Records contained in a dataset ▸
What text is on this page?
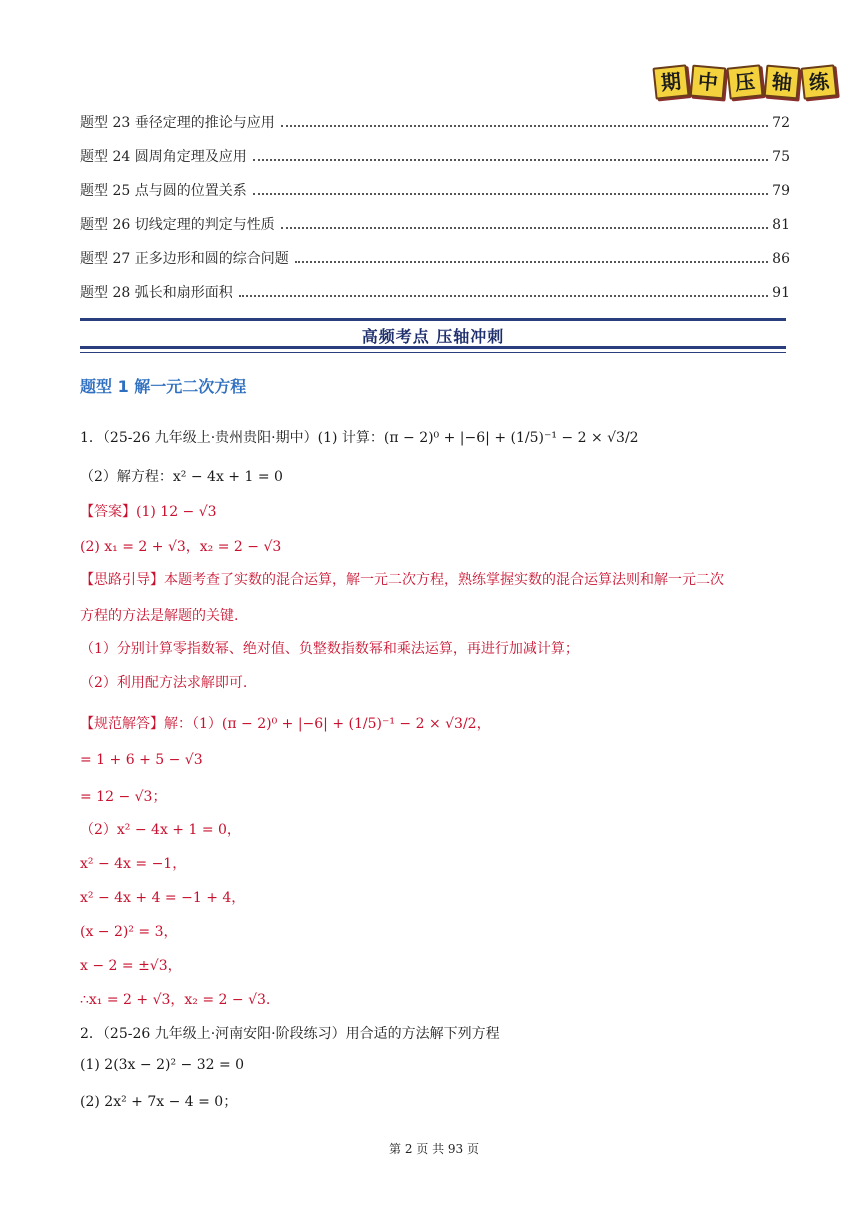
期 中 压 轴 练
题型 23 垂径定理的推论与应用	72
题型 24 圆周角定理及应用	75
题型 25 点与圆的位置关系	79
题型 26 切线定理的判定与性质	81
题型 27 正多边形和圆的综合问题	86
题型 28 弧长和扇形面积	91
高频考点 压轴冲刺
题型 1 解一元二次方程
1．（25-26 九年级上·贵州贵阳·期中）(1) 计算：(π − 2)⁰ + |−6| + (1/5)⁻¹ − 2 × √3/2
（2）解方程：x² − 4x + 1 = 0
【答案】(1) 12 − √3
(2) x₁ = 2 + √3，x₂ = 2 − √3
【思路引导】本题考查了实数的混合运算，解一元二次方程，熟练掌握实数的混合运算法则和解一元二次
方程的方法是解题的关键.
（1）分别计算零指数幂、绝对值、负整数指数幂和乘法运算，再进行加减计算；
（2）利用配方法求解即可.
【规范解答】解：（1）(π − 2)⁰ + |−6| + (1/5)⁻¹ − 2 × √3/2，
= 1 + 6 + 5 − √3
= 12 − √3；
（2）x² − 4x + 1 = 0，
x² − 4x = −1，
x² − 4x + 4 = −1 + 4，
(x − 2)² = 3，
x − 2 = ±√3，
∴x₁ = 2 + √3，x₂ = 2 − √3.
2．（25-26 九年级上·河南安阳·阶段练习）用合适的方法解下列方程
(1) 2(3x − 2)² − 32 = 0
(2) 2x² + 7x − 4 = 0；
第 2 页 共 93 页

Description of the task ▸ All the lines above are to be given again exactly as they read, with the pictures removed.

The solution ▸
What text is on this page?
期 中 压 轴 练
题型 23 垂径定理的推论与应用	72
题型 24 圆周角定理及应用	75
题型 25 点与圆的位置关系	79
题型 26 切线定理的判定与性质	81
题型 27 正多边形和圆的综合问题	86
题型 28 弧长和扇形面积	91
高频考点 压轴冲刺
题型 1 解一元二次方程
1．（25-26 九年级上·贵州贵阳·期中）(1) 计算：(π − 2)⁰ + |−6| + (1/5)⁻¹ − 2 × √3/2
（2）解方程：x² − 4x + 1 = 0
【答案】(1) 12 − √3
(2) x₁ = 2 + √3，x₂ = 2 − √3
【思路引导】本题考查了实数的混合运算，解一元二次方程，熟练掌握实数的混合运算法则和解一元二次
方程的方法是解题的关键.
（1）分别计算零指数幂、绝对值、负整数指数幂和乘法运算，再进行加减计算；
（2）利用配方法求解即可.
【规范解答】解：（1）(π − 2)⁰ + |−6| + (1/5)⁻¹ − 2 × √3/2，
= 1 + 6 + 5 − √3
= 12 − √3；
（2）x² − 4x + 1 = 0，
x² − 4x = −1，
x² − 4x + 4 = −1 + 4，
(x − 2)² = 3，
x − 2 = ±√3，
∴x₁ = 2 + √3，x₂ = 2 − √3.
2．（25-26 九年级上·河南安阳·阶段练习）用合适的方法解下列方程
(1) 2(3x − 2)² − 32 = 0
(2) 2x² + 7x − 4 = 0；
第 2 页 共 93 页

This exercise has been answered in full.